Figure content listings
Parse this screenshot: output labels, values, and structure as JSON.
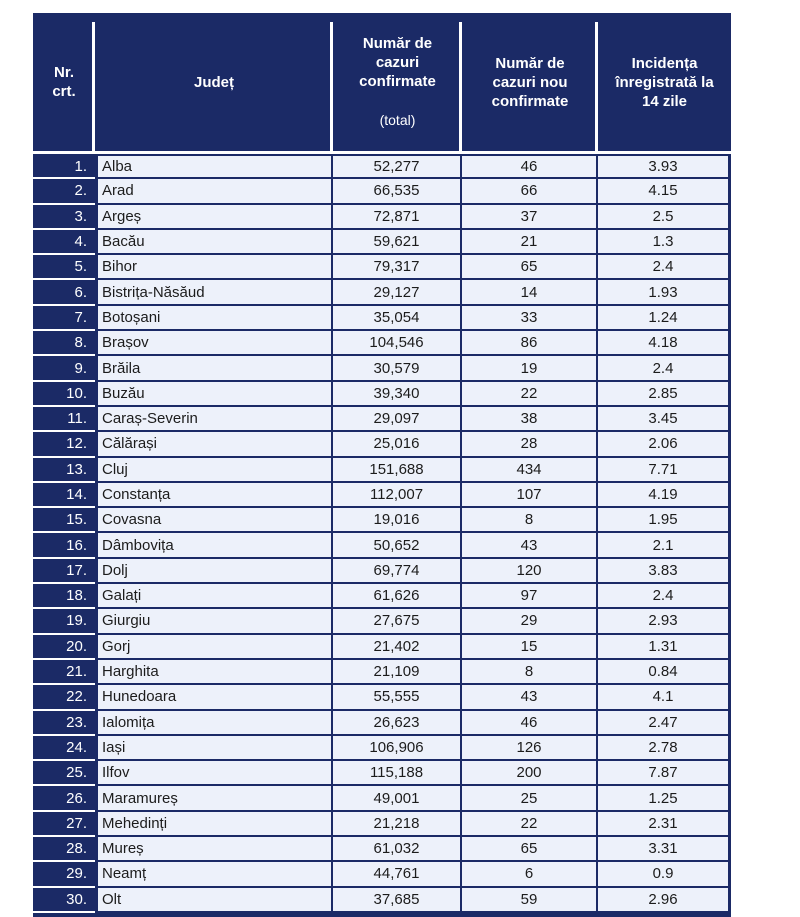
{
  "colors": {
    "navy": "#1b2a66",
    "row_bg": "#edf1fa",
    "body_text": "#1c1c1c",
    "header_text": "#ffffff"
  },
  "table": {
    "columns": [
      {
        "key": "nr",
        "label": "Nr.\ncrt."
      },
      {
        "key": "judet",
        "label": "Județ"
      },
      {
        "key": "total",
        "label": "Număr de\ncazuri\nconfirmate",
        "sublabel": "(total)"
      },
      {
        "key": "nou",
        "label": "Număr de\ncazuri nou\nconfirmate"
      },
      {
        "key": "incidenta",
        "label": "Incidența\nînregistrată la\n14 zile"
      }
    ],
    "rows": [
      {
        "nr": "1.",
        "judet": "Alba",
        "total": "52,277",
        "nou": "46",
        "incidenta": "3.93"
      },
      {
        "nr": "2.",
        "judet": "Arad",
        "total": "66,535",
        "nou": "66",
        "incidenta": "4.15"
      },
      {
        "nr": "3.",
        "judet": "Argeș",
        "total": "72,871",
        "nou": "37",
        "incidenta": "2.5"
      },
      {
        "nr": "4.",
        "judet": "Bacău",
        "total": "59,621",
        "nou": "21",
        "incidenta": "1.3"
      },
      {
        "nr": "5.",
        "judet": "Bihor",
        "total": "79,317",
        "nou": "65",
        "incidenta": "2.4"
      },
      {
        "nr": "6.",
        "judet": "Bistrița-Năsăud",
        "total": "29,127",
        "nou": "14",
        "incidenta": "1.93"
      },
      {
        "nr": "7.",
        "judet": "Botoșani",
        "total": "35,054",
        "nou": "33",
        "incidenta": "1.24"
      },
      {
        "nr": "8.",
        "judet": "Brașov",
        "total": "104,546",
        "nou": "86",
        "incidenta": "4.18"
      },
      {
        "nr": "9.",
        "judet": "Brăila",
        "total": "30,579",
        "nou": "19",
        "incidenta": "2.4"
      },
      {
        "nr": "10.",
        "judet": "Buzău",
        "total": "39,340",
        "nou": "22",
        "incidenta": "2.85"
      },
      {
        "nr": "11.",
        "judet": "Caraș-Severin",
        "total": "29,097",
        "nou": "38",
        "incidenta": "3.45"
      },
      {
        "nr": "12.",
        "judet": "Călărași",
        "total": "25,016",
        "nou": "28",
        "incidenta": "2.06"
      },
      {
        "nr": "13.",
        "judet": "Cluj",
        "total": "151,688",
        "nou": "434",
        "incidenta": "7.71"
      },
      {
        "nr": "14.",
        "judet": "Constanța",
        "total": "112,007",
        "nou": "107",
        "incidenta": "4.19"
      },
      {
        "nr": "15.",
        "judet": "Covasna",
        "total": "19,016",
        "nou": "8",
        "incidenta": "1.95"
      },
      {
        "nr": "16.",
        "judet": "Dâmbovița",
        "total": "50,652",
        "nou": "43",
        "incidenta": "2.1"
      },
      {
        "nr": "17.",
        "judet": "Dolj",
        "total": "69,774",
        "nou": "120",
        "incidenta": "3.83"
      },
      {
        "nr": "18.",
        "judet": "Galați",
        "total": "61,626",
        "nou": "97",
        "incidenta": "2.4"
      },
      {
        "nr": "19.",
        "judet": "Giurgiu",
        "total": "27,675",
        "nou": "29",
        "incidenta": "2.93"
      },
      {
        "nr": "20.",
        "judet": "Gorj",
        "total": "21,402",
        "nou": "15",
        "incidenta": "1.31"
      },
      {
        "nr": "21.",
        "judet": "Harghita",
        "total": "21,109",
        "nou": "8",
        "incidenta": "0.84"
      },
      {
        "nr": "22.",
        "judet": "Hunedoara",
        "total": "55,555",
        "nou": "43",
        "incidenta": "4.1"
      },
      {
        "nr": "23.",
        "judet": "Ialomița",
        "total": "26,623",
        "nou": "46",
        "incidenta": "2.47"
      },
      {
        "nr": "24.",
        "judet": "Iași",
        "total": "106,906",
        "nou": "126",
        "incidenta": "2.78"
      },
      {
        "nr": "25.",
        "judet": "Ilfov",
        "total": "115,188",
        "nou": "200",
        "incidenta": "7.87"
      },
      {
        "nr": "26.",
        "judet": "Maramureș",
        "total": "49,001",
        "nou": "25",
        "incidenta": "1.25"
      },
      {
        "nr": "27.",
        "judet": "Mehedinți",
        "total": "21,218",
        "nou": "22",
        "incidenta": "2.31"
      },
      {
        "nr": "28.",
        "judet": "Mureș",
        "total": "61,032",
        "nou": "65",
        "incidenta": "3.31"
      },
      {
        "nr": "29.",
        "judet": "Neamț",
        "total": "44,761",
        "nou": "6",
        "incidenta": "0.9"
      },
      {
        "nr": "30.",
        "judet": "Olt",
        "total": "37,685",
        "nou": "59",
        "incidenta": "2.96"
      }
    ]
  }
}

Work instructions:
Extract all lines containing the word "Număr".

Full answer:
        "label": "Număr de\ncazuri\nconfirmate",
        "label": "Număr de\ncazuri nou\nconfirmate"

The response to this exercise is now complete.